**Stated goal**
Among the entries below, count the lines that contain the word "image". Write down only the total.
------
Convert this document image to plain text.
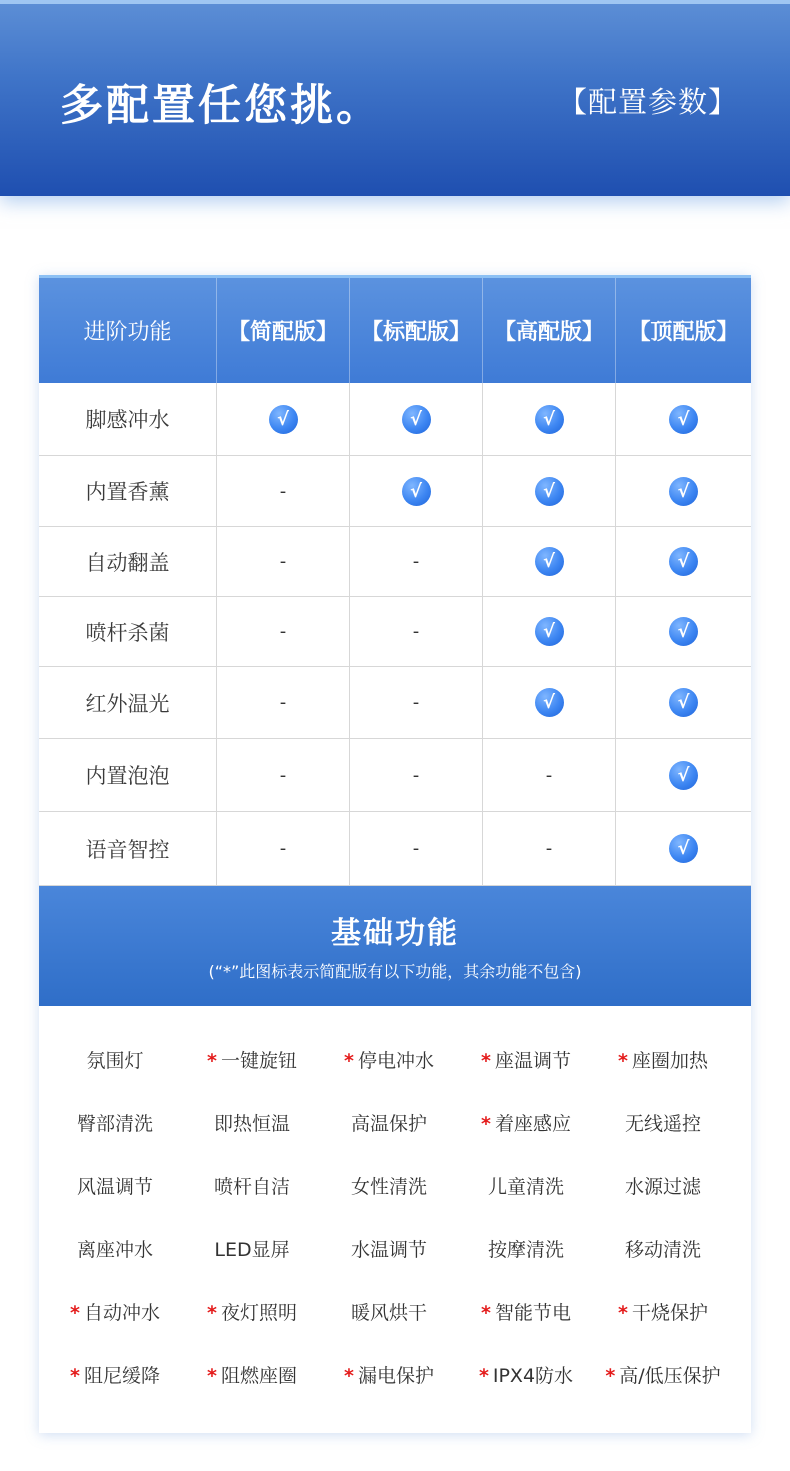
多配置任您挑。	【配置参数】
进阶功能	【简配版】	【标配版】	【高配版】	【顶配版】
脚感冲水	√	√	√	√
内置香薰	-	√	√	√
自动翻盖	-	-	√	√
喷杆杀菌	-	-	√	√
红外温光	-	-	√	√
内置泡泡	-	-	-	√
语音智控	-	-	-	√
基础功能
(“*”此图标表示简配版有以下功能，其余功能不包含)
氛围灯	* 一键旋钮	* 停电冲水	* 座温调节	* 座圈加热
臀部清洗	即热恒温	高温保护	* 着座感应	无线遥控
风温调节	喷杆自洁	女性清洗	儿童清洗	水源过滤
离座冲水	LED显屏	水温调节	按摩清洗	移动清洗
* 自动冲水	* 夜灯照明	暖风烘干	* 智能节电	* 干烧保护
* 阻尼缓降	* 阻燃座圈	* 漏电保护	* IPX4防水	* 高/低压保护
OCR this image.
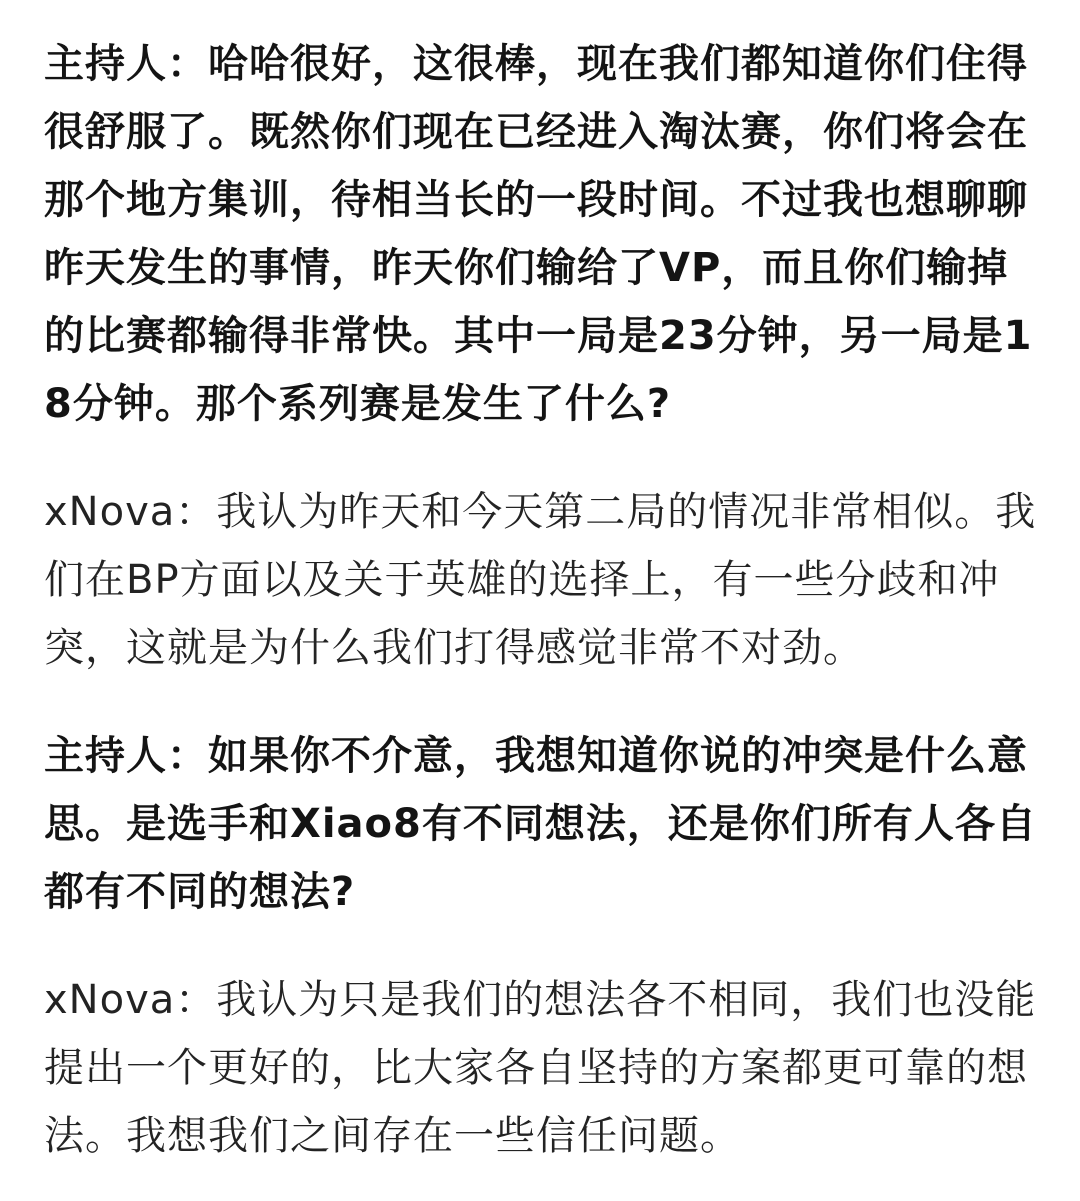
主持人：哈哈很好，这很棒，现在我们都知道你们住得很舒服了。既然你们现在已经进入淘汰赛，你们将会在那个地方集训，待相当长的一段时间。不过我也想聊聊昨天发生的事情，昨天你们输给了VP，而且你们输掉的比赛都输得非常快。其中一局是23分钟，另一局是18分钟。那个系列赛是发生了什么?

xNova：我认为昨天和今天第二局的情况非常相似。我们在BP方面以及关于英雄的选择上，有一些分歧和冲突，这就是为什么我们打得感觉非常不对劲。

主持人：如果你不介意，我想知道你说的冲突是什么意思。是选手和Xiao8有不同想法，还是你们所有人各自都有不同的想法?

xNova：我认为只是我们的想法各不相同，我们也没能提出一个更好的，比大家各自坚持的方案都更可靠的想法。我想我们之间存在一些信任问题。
------
**Exercise result**
2